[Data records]
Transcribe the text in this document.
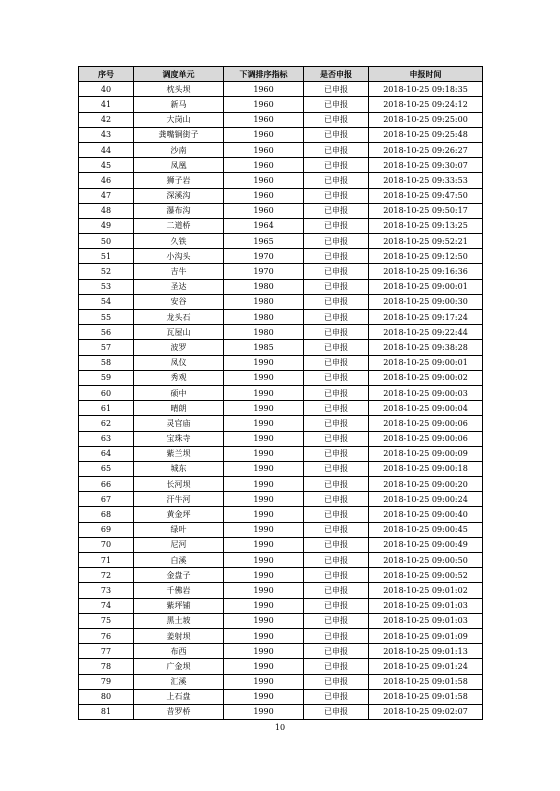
序号	调度单元	下调排序指标	是否申报	申报时间
40	枕头坝	1960	已申报	2018-10-25 09:18:35
41	新马	1960	已申报	2018-10-25 09:24:12
42	大岗山	1960	已申报	2018-10-25 09:25:00
43	龚嘴铜街子	1960	已申报	2018-10-25 09:25:48
44	沙南	1960	已申报	2018-10-25 09:26:27
45	凤凰	1960	已申报	2018-10-25 09:30:07
46	狮子岩	1960	已申报	2018-10-25 09:33:53
47	深溪沟	1960	已申报	2018-10-25 09:47:50
48	瀑布沟	1960	已申报	2018-10-25 09:50:17
49	二道桥	1964	已申报	2018-10-25 09:13:25
50	久铁	1965	已申报	2018-10-25 09:52:21
51	小沟头	1970	已申报	2018-10-25 09:12:50
52	吉牛	1970	已申报	2018-10-25 09:16:36
53	圣达	1980	已申报	2018-10-25 09:00:01
54	安谷	1980	已申报	2018-10-25 09:00:30
55	龙头石	1980	已申报	2018-10-25 09:17:24
56	瓦屋山	1980	已申报	2018-10-25 09:22:44
57	波罗	1985	已申报	2018-10-25 09:38:28
58	凤仪	1990	已申报	2018-10-25 09:00:01
59	秀观	1990	已申报	2018-10-25 09:00:02
60	硕中	1990	已申报	2018-10-25 09:00:03
61	晴朗	1990	已申报	2018-10-25 09:00:04
62	灵官庙	1990	已申报	2018-10-25 09:00:06
63	宝珠寺	1990	已申报	2018-10-25 09:00:06
64	紫兰坝	1990	已申报	2018-10-25 09:00:09
65	城东	1990	已申报	2018-10-25 09:00:18
66	长河坝	1990	已申报	2018-10-25 09:00:20
67	汗牛河	1990	已申报	2018-10-25 09:00:24
68	黄金坪	1990	已申报	2018-10-25 09:00:40
69	绿叶	1990	已申报	2018-10-25 09:00:45
70	尼河	1990	已申报	2018-10-25 09:00:49
71	白溪	1990	已申报	2018-10-25 09:00:50
72	金盘子	1990	已申报	2018-10-25 09:00:52
73	千佛岩	1990	已申报	2018-10-25 09:01:02
74	紫坪铺	1990	已申报	2018-10-25 09:01:03
75	黑土坡	1990	已申报	2018-10-25 09:01:03
76	姜射坝	1990	已申报	2018-10-25 09:01:09
77	布西	1990	已申报	2018-10-25 09:01:13
78	广金坝	1990	已申报	2018-10-25 09:01:24
79	汇溪	1990	已申报	2018-10-25 09:01:58
80	上石盘	1990	已申报	2018-10-25 09:01:58
81	昔罗桥	1990	已申报	2018-10-25 09:02:07
10
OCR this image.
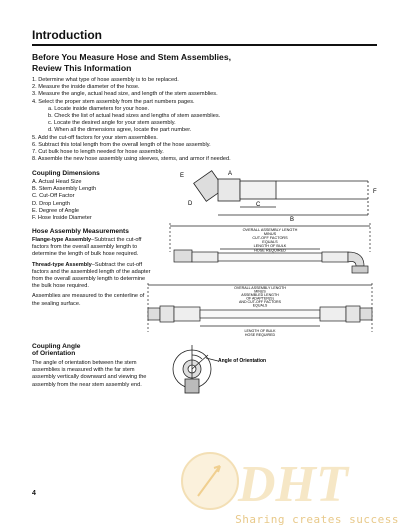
Introduction
Before You Measure Hose and Stem Assemblies,
Review This Information
1. Determine what type of hose assembly is to be replaced.
2. Measure the inside diameter of the hose.
3. Measure the angle, actual head size, and length of the stem assemblies.
4. Select the proper stem assembly from the part numbers pages.
a. Locate inside diameters for your hose.
b. Check the list of actual head sizes and lengths of stem assemblies.
c. Locate the desired angle for your stem assembly.
d. When all the dimensions agree, locate the part number.
5. Add the cut-off factors for your stem assemblies.
6. Subtract this total length from the overall length of the hose assembly.
7. Cut bulk hose to length needed for hose assembly.
8. Assemble the new hose assembly using sleeves, stems, and armor if needed.
Coupling Dimensions
A. Actual Head Size
B. Stem Assembly Length
C. Cut-Off Factor
D. Drop Length
E. Degree of Angle
F. Hose Inside Diameter
E
F
D	C
B
A
Hose Assembly Measurements
Flange-type Assembly–Subtract the cut-off factors from the overall assembly length to determine the length of bulk hose required.
Thread-type Assembly–Subtract the cut-off factors and the assembled length of the adapter from the overall assembly length to determine the bulk hose required.
Assemblies are measured to the centerline of the sealing surface.
OVERALL ASSEMBLY LENGTH
MINUS
CUT-OFF FACTORS
EQUALS
LENGTH OF BULK
HOSE REQUIRED
OVERALL ASSEMBLY LENGTH
MINUS
ASSEMBLED LENGTH
OF ADAPTER(S)
AND CUT-OFF FACTORS
EQUALS
LENGTH OF BULK
HOSE REQUIRED
Coupling Angle
of Orientation
The angle of orientation between the stem assemblies is measured with the far stem assembly vertically downward and viewing the assembly from the near stem assembly end.
Angle of Orientation
4	DHT
Sharing creates success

_What to produce_.
State how many lines of the listing above hold the word "measured", with nothing but the number.

_Task response_.
2